— start of Data rows —

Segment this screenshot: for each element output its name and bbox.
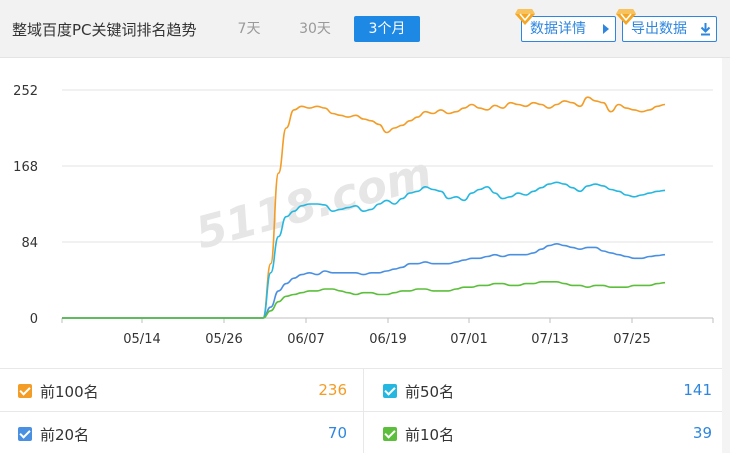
legend-label: 前10名 [405, 426, 455, 444]
x-tick-label: 05/14 [123, 332, 160, 347]
x-tick-label: 07/13 [531, 332, 568, 347]
checkbox-checked-icon[interactable] [18, 384, 32, 398]
legend-label: 前50名 [405, 383, 455, 401]
legend-value: 236 [318, 381, 347, 399]
vip-diamond-icon [515, 9, 535, 25]
legend-item-top20[interactable]: 前20名 70 [18, 412, 363, 453]
download-icon [700, 23, 711, 36]
checkbox-checked-icon[interactable] [18, 427, 32, 441]
data-detail-button[interactable]: 数据详情 [515, 9, 616, 42]
chart-title: 整域百度PC关键词排名趋势 [12, 21, 197, 39]
checkbox-checked-icon[interactable] [383, 427, 397, 441]
y-tick-label: 0 [30, 312, 38, 327]
tab-7-days[interactable]: 7天 [237, 21, 261, 37]
legend-divider [363, 368, 364, 453]
scrollbar[interactable] [722, 58, 730, 453]
x-tick-label: 07/25 [613, 332, 650, 347]
vip-diamond-icon [616, 9, 636, 25]
x-tick-label: 05/26 [205, 332, 242, 347]
y-tick-label: 84 [21, 236, 38, 251]
data-detail-label: 数据详情 [530, 21, 586, 37]
legend-value: 70 [327, 424, 347, 442]
series-line-3 [62, 281, 666, 319]
y-tick-label: 252 [13, 84, 38, 99]
tab-30-days[interactable]: 30天 [299, 21, 331, 37]
y-tick-label: 168 [13, 160, 38, 175]
legend-label: 前100名 [40, 383, 99, 401]
legend-label: 前20名 [40, 426, 90, 444]
legend-item-top10[interactable]: 前10名 39 [383, 412, 728, 453]
legend-item-top100[interactable]: 前100名 236 [18, 369, 363, 411]
legend-value: 141 [683, 381, 712, 399]
caret-right-icon [603, 24, 609, 34]
legend-row: 前20名 70 前10名 39 [0, 411, 730, 453]
export-data-label: 导出数据 [631, 21, 687, 37]
legend-value: 39 [692, 424, 712, 442]
export-data-button[interactable]: 导出数据 [616, 9, 717, 42]
x-tick-label: 07/01 [450, 332, 487, 347]
legend-panel: 前100名 236 前50名 141 前20名 70 前10名 39 [0, 368, 730, 453]
tab-3-months[interactable]: 3个月 [354, 16, 420, 42]
x-tick-label: 06/19 [369, 332, 406, 347]
chart-header: 整域百度PC关键词排名趋势 7天 30天 3个月 数据详情 导出数据 [0, 0, 730, 58]
series-line-2 [62, 242, 666, 319]
legend-item-top50[interactable]: 前50名 141 [383, 369, 728, 411]
checkbox-checked-icon[interactable] [383, 384, 397, 398]
legend-row: 前100名 236 前50名 141 [0, 368, 730, 410]
x-tick-label: 06/07 [287, 332, 324, 347]
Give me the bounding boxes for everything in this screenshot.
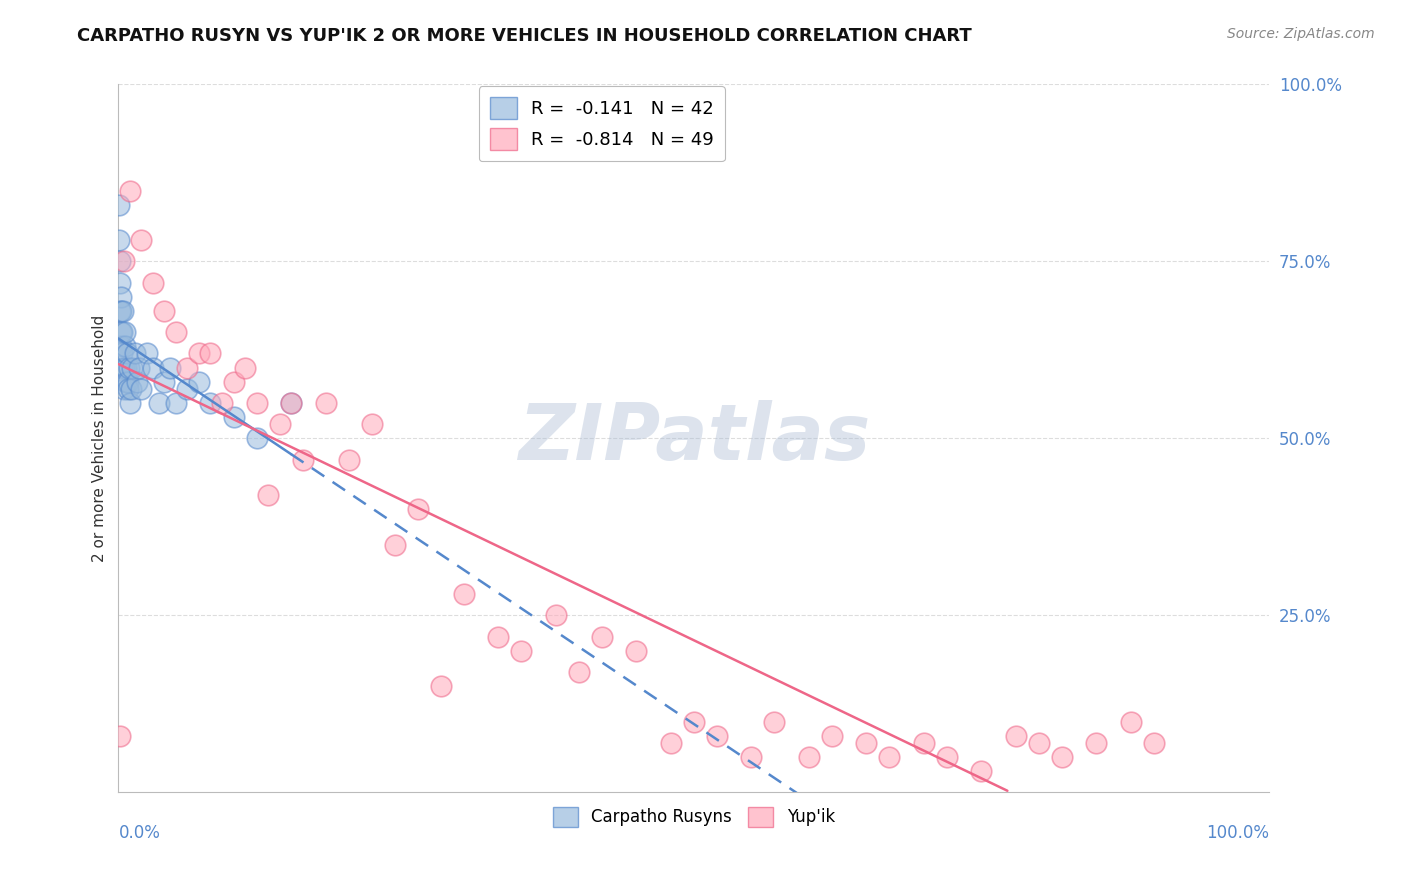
Point	[153, 304, 176, 318]
Point	[111, 360, 134, 375]
Point	[406, 502, 429, 516]
Point	[211, 396, 233, 410]
Point	[176, 382, 198, 396]
Point	[879, 750, 901, 764]
Point	[429, 679, 451, 693]
Point	[245, 396, 267, 410]
Text: 100.0%: 100.0%	[1206, 824, 1270, 842]
Point	[337, 452, 360, 467]
Point	[626, 644, 648, 658]
Text: CARPATHO RUSYN VS YUP'IK 2 OR MORE VEHICLES IN HOUSEHOLD CORRELATION CHART: CARPATHO RUSYN VS YUP'IK 2 OR MORE VEHIC…	[77, 27, 972, 45]
Point	[165, 396, 187, 410]
Point	[114, 339, 136, 353]
Point	[117, 375, 139, 389]
Y-axis label: 2 or more Vehicles in Household: 2 or more Vehicles in Household	[93, 315, 107, 562]
Point	[128, 360, 150, 375]
Point	[568, 665, 591, 679]
Point	[912, 736, 935, 750]
Point	[935, 750, 957, 764]
Point	[591, 630, 613, 644]
Point	[153, 375, 176, 389]
Point	[682, 714, 704, 729]
Point	[118, 360, 141, 375]
Point	[257, 488, 280, 502]
Point	[118, 184, 141, 198]
Point	[110, 304, 132, 318]
Point	[120, 382, 142, 396]
Point	[291, 452, 314, 467]
Point	[108, 198, 131, 212]
Point	[148, 396, 170, 410]
Point	[280, 396, 302, 410]
Point	[165, 325, 187, 339]
Point	[797, 750, 820, 764]
Point	[222, 375, 245, 389]
Point	[115, 360, 138, 375]
Point	[117, 382, 139, 396]
Point	[280, 396, 302, 410]
Point	[112, 254, 135, 268]
Point	[740, 750, 762, 764]
Point	[131, 233, 153, 247]
Point	[510, 644, 533, 658]
Point	[112, 304, 135, 318]
Point	[124, 346, 146, 360]
Point	[821, 729, 844, 743]
Point	[269, 417, 291, 432]
Point	[159, 360, 181, 375]
Point	[115, 375, 138, 389]
Point	[1050, 750, 1073, 764]
Point	[131, 382, 153, 396]
Point	[125, 375, 148, 389]
Point	[112, 382, 135, 396]
Point	[110, 339, 132, 353]
Point	[188, 375, 211, 389]
Point	[1143, 736, 1166, 750]
Point	[1085, 736, 1108, 750]
Point	[453, 587, 475, 601]
Point	[544, 608, 567, 623]
Point	[200, 346, 222, 360]
Point	[384, 538, 406, 552]
Point	[142, 276, 165, 290]
Point	[1005, 729, 1028, 743]
Point	[136, 346, 159, 360]
Point	[659, 736, 682, 750]
Point	[706, 729, 728, 743]
Point	[110, 325, 132, 339]
Point	[176, 360, 198, 375]
Point	[200, 396, 222, 410]
Point	[233, 360, 256, 375]
Text: Source: ZipAtlas.com: Source: ZipAtlas.com	[1227, 27, 1375, 41]
Point	[855, 736, 877, 750]
Point	[970, 764, 993, 779]
Text: 0.0%: 0.0%	[118, 824, 160, 842]
Point	[115, 346, 138, 360]
Point	[142, 360, 165, 375]
Point	[108, 233, 131, 247]
Point	[1119, 714, 1142, 729]
Point	[222, 410, 245, 425]
Point	[114, 325, 136, 339]
Point	[360, 417, 382, 432]
Point	[1028, 736, 1050, 750]
Text: ZIPatlas: ZIPatlas	[517, 401, 870, 476]
Point	[121, 360, 143, 375]
Point	[118, 396, 141, 410]
Point	[108, 729, 131, 743]
Point	[111, 346, 134, 360]
Point	[763, 714, 786, 729]
Point	[111, 325, 134, 339]
Point	[108, 304, 131, 318]
Point	[112, 360, 135, 375]
Point	[110, 290, 132, 304]
Point	[108, 254, 131, 268]
Point	[486, 630, 509, 644]
Point	[188, 346, 211, 360]
Point	[108, 276, 131, 290]
Legend: Carpatho Rusyns, Yup'ik: Carpatho Rusyns, Yup'ik	[546, 800, 842, 834]
Point	[315, 396, 337, 410]
Point	[245, 432, 267, 446]
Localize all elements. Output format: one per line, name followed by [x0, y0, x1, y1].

— end of Data rows —

→ **Exercise aim**: Could you put the lines starting at the one containing "304, 176, 318]" and ending at the one containing "375, 148, 389]" into a JSON list of strings, one string per line, leaving out any blank lines?

→ **The solution**:
[
  "Point\t[153, 304, 176, 318]",
  "Point\t[111, 360, 134, 375]",
  "Point\t[406, 502, 429, 516]",
  "Point\t[211, 396, 233, 410]",
  "Point\t[176, 382, 198, 396]",
  "Point\t[879, 750, 901, 764]",
  "Point\t[429, 679, 451, 693]",
  "Point\t[245, 396, 267, 410]",
  "Text: 100.0%: 100.0%\t[1206, 824, 1270, 842]",
  "Point\t[337, 452, 360, 467]",
  "Point\t[626, 644, 648, 658]",
  "Text: CARPATHO RUSYN VS YUP'IK 2 OR MORE VEHICLES IN HOUSEHOLD CORRELATION CHART: CARPATHO RUSYN VS YUP'IK 2 OR MORE VEHIC…\t[77, 27, 972, 45]",
  "Point\t[165, 396, 187, 410]",
  "Point\t[114, 339, 136, 353]",
  "Point\t[117, 375, 139, 389]",
  "Y-axis label: 2 or more Vehicles in Household: 2 or more Vehicles in Household\t[93, 315, 107, 562]",
  "Point\t[128, 360, 150, 375]",
  "Point\t[568, 665, 591, 679]",
  "Point\t[912, 736, 935, 750]",
  "Point\t[935, 750, 957, 764]",
  "Point\t[591, 630, 613, 644]",
  "Point\t[153, 375, 176, 389]",
  "Point\t[682, 714, 704, 729]",
  "Point\t[118, 360, 141, 375]",
  "Point\t[257, 488, 280, 502]",
  "Point\t[118, 184, 141, 198]",
  "Point\t[110, 304, 132, 318]",
  "Point\t[120, 382, 142, 396]",
  "Point\t[291, 452, 314, 467]",
  "Point\t[108, 198, 131, 212]",
  "Point\t[148, 396, 170, 410]",
  "Point\t[280, 396, 302, 410]",
  "Point\t[165, 325, 187, 339]",
  "Point\t[797, 750, 820, 764]",
  "Point\t[222, 375, 245, 389]",
  "Point\t[115, 360, 138, 375]",
  "Point\t[117, 382, 139, 396]",
  "Point\t[280, 396, 302, 410]",
  "Point\t[112, 254, 135, 268]",
  "Point\t[740, 750, 762, 764]",
  "Point\t[131, 233, 153, 247]",
  "Point\t[510, 644, 533, 658]",
  "Point\t[112, 304, 135, 318]",
  "Point\t[124, 346, 146, 360]",
  "Point\t[821, 729, 844, 743]",
  "Point\t[269, 417, 291, 432]",
  "Point\t[159, 360, 181, 375]",
  "Point\t[115, 375, 138, 389]",
  "Point\t[1050, 750, 1073, 764]",
  "Point\t[131, 382, 153, 396]",
  "Point\t[125, 375, 148, 389]"
]